* _Description of the task_
Sort through the data and copy the lines holding the word "JSON".

-------- Dataset rows --------

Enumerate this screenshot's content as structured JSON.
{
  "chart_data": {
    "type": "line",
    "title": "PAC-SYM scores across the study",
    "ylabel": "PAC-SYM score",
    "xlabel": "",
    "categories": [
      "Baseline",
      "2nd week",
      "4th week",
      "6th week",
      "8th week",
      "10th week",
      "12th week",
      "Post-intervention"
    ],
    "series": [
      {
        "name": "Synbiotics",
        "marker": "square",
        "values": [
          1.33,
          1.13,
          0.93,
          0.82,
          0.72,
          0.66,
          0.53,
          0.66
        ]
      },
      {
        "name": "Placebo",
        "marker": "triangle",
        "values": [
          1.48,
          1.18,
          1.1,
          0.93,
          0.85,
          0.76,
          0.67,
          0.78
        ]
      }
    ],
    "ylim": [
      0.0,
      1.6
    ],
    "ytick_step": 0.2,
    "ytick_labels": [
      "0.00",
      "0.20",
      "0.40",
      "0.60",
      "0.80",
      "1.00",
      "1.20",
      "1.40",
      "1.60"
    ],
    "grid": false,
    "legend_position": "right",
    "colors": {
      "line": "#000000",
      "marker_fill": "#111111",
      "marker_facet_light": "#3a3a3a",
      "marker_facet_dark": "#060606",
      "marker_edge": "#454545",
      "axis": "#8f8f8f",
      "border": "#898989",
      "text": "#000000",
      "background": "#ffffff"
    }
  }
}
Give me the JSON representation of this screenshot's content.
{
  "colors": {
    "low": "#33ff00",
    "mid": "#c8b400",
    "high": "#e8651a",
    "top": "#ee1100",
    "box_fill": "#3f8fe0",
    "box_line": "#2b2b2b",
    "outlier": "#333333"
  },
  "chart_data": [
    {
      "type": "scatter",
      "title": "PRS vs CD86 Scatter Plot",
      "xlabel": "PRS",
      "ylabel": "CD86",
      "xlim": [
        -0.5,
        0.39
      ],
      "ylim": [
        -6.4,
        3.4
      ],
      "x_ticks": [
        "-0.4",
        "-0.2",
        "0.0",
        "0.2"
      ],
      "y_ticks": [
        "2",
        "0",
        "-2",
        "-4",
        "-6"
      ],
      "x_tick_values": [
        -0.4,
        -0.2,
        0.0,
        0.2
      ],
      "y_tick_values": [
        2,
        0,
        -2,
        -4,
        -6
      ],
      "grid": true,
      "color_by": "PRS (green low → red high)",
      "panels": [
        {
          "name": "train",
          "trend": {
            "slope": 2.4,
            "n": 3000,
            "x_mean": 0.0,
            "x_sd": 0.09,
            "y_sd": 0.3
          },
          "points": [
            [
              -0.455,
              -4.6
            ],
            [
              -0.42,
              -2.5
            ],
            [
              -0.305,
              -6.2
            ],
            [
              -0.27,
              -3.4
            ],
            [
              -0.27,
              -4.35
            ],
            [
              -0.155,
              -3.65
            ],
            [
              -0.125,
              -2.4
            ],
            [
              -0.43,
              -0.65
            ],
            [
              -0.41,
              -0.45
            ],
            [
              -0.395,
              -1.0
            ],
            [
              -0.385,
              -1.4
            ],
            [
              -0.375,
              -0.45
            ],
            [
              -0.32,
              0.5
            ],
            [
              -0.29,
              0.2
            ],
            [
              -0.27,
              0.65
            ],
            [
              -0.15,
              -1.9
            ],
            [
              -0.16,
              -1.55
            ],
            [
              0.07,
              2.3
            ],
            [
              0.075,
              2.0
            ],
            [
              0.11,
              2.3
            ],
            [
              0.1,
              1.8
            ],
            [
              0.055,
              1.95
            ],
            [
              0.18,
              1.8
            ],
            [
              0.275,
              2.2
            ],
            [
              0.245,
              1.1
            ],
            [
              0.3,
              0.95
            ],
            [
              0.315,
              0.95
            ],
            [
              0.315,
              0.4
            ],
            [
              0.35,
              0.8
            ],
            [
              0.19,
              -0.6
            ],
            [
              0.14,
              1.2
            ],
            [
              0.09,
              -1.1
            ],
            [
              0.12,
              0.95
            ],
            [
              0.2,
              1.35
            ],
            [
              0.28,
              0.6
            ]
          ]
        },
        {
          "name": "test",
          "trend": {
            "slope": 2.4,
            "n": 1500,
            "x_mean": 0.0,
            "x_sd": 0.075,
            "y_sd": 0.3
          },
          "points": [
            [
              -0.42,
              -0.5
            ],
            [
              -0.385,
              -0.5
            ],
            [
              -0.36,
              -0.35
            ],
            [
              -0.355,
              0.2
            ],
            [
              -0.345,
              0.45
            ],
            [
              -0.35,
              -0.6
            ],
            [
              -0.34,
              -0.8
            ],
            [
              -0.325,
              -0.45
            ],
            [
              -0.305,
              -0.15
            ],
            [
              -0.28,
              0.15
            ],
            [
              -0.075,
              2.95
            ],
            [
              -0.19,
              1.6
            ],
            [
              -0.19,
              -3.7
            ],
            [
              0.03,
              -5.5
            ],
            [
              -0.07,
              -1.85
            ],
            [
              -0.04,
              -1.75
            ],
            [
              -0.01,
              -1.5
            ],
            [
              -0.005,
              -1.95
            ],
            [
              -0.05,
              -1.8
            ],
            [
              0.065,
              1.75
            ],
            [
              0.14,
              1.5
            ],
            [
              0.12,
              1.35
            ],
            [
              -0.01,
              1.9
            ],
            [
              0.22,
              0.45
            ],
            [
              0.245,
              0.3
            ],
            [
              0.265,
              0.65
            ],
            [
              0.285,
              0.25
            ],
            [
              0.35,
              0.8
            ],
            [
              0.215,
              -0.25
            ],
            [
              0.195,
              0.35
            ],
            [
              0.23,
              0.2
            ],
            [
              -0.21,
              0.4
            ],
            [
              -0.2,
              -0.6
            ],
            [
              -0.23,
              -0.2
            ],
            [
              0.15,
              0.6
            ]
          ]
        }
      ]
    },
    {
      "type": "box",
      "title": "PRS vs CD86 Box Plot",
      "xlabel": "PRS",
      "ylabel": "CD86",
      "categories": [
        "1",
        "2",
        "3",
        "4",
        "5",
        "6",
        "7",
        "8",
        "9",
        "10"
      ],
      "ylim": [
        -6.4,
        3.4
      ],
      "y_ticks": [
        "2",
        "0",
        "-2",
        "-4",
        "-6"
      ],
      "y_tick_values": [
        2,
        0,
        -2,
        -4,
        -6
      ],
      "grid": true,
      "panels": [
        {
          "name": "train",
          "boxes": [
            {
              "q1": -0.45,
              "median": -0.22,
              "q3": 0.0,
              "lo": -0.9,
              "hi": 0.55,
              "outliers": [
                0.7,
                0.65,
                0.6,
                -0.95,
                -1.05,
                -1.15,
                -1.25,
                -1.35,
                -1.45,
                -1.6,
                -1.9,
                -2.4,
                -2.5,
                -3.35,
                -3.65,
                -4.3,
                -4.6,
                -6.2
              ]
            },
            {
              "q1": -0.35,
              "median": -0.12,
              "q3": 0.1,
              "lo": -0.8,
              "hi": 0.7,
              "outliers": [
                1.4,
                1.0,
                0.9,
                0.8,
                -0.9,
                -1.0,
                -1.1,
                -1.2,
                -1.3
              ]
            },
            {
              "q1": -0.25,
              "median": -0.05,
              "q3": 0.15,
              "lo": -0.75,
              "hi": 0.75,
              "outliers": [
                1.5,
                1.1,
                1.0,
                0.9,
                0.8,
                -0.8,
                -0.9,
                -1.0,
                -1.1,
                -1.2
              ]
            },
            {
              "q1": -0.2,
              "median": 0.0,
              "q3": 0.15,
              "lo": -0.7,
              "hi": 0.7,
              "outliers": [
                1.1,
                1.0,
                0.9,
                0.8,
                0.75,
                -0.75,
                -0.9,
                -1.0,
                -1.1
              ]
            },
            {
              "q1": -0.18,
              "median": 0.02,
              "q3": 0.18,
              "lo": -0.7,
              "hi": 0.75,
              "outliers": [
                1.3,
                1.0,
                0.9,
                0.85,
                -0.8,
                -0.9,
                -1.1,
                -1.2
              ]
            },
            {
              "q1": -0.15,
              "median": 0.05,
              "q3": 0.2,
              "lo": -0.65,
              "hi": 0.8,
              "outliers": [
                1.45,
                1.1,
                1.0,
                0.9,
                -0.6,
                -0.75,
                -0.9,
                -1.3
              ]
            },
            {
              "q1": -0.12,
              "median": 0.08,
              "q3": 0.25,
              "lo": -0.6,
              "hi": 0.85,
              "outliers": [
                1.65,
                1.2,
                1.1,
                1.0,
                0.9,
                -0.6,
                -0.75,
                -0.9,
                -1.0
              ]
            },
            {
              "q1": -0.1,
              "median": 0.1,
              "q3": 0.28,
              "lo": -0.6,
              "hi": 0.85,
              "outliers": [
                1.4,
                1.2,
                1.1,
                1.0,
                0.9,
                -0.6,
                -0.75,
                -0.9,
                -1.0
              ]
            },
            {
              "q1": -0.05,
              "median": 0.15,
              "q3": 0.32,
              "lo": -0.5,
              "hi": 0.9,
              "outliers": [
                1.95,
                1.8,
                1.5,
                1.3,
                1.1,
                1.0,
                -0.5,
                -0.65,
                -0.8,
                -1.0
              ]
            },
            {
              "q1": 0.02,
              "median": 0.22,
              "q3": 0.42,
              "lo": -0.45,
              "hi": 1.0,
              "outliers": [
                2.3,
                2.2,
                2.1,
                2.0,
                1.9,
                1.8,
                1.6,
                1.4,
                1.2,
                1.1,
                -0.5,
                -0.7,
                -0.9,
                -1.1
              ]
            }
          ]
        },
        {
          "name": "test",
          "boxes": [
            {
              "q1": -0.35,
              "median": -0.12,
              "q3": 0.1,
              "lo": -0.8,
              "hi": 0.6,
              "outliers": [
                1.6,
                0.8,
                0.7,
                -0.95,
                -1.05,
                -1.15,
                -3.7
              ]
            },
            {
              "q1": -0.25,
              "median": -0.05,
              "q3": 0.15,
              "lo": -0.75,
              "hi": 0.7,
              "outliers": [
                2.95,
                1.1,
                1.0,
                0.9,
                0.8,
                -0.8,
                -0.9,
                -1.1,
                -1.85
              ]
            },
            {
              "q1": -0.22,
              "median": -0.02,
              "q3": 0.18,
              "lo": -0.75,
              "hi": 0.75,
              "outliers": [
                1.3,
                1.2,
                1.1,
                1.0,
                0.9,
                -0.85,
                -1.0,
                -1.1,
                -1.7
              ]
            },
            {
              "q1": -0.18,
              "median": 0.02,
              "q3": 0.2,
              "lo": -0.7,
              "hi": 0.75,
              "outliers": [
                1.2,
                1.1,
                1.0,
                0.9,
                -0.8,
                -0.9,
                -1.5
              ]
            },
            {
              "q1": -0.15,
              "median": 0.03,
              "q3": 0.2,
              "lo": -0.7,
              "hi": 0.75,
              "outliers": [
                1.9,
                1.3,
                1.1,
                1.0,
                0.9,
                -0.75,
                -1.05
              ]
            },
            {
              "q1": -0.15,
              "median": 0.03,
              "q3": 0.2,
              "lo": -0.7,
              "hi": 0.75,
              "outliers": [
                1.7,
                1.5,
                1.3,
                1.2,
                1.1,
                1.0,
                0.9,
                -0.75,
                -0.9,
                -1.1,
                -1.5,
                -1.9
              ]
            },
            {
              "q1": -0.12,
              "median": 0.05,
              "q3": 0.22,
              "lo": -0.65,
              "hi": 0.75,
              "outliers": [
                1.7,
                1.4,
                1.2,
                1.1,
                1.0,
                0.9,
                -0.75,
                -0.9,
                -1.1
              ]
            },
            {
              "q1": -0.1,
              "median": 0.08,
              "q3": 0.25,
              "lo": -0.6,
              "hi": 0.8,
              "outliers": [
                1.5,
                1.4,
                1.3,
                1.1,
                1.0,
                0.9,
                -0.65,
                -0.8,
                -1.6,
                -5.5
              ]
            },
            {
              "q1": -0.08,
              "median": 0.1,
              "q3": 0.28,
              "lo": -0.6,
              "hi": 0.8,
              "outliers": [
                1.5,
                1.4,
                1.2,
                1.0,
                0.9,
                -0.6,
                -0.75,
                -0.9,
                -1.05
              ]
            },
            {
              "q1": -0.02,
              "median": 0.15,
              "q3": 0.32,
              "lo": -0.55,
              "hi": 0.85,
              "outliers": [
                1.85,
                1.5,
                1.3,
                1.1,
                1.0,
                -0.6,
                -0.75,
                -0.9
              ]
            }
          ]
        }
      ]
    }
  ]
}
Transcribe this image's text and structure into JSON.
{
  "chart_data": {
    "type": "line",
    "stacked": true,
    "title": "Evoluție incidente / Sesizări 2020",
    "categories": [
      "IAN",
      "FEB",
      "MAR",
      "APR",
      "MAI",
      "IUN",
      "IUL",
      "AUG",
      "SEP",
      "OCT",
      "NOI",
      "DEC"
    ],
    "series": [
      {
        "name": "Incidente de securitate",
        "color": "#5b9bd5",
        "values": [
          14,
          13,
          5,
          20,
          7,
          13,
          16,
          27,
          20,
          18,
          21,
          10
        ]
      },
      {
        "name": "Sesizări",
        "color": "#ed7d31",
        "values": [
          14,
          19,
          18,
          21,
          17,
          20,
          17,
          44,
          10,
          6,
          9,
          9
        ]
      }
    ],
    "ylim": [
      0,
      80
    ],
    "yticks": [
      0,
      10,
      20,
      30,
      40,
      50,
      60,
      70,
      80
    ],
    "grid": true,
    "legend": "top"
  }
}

--------

* _Problem solution_
Enumerate this screenshot's content as structured JSON.
Give me the JSON representation of this screenshot's content.
Transcribe this image's text and structure into JSON.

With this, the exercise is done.